Identify all lines in the data containing the string "credentials". Copy them out.

— START Input —

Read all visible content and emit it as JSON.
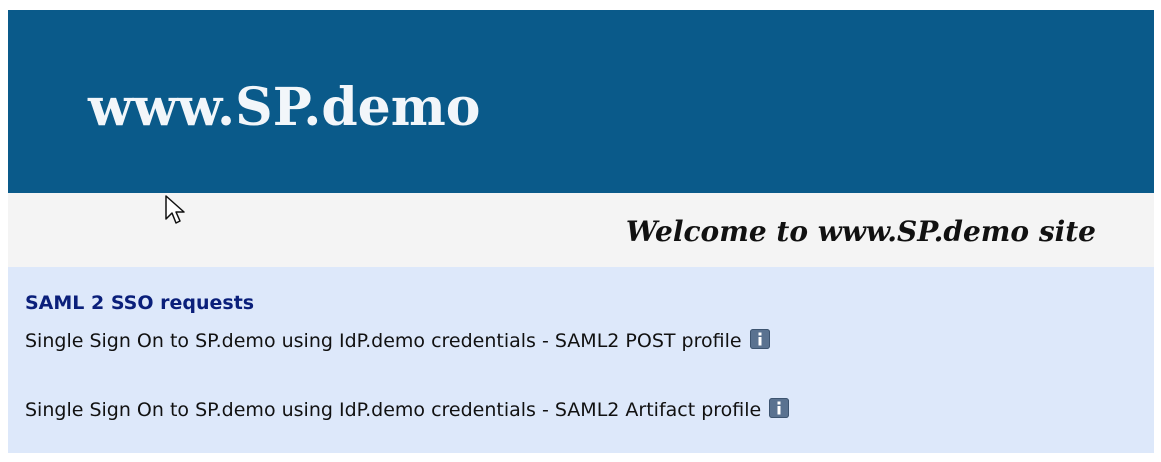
{
  "header": {
    "site_title": "www.SP.demo"
  },
  "welcome": {
    "text": "Welcome to www.SP.demo site"
  },
  "content": {
    "section_title": "SAML 2 SSO requests",
    "links": [
      {
        "label": "Single Sign On to SP.demo using IdP.demo credentials - SAML2 POST profile",
        "icon": "info-icon"
      },
      {
        "label": "Single Sign On to SP.demo using IdP.demo credentials - SAML2 Artifact profile",
        "icon": "info-icon"
      }
    ]
  },
  "colors": {
    "banner": "#0a5a8a",
    "welcome_bar": "#f4f4f4",
    "content_panel": "#dde8fa",
    "section_title": "#0a1f7a",
    "info_icon": "#5a7290"
  }
}
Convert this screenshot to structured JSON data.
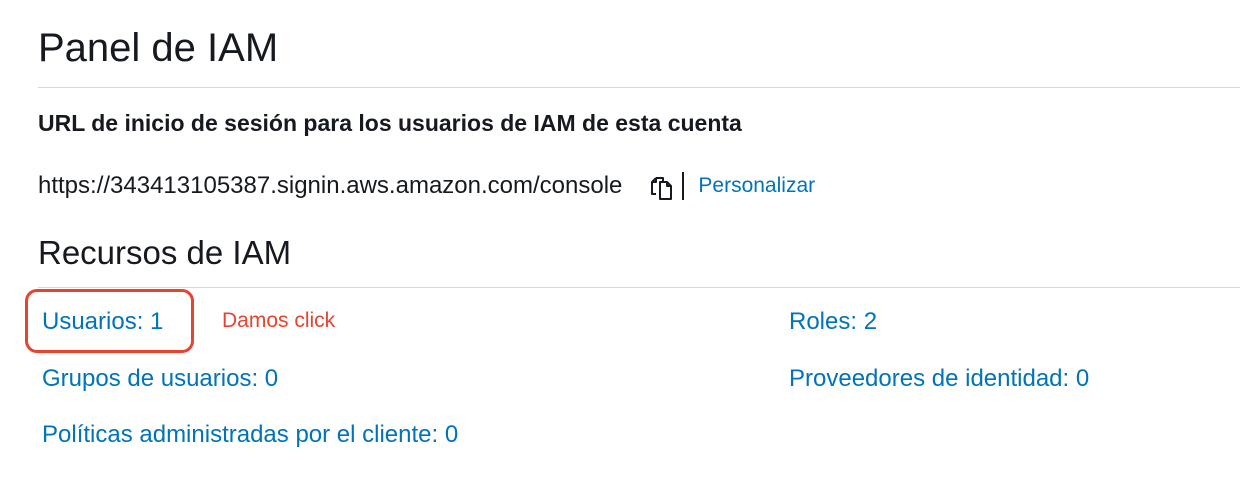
{
  "page": {
    "title": "Panel de IAM"
  },
  "signin": {
    "heading": "URL de inicio de sesión para los usuarios de IAM de esta cuenta",
    "url": "https://343413105387.signin.aws.amazon.com/console",
    "copy_icon": "copy-icon",
    "customize_label": "Personalizar"
  },
  "resources": {
    "heading": "Recursos de IAM",
    "users": "Usuarios: 1",
    "user_groups": "Grupos de usuarios: 0",
    "customer_policies": "Políticas administradas por el cliente: 0",
    "roles": "Roles: 2",
    "identity_providers": "Proveedores de identidad: 0"
  },
  "annotation": {
    "text": "Damos click",
    "color": "#e8432e"
  },
  "colors": {
    "link": "#0073bb",
    "text": "#16191f",
    "divider": "#d5dbdb",
    "highlight": "#e8432e"
  }
}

— END Input —

● **Exercise answer**:
        "label": "Single Sign On to SP.demo using IdP.demo credentials - SAML2 POST profile",
        "label": "Single Sign On to SP.demo using IdP.demo credentials - SAML2 Artifact profile",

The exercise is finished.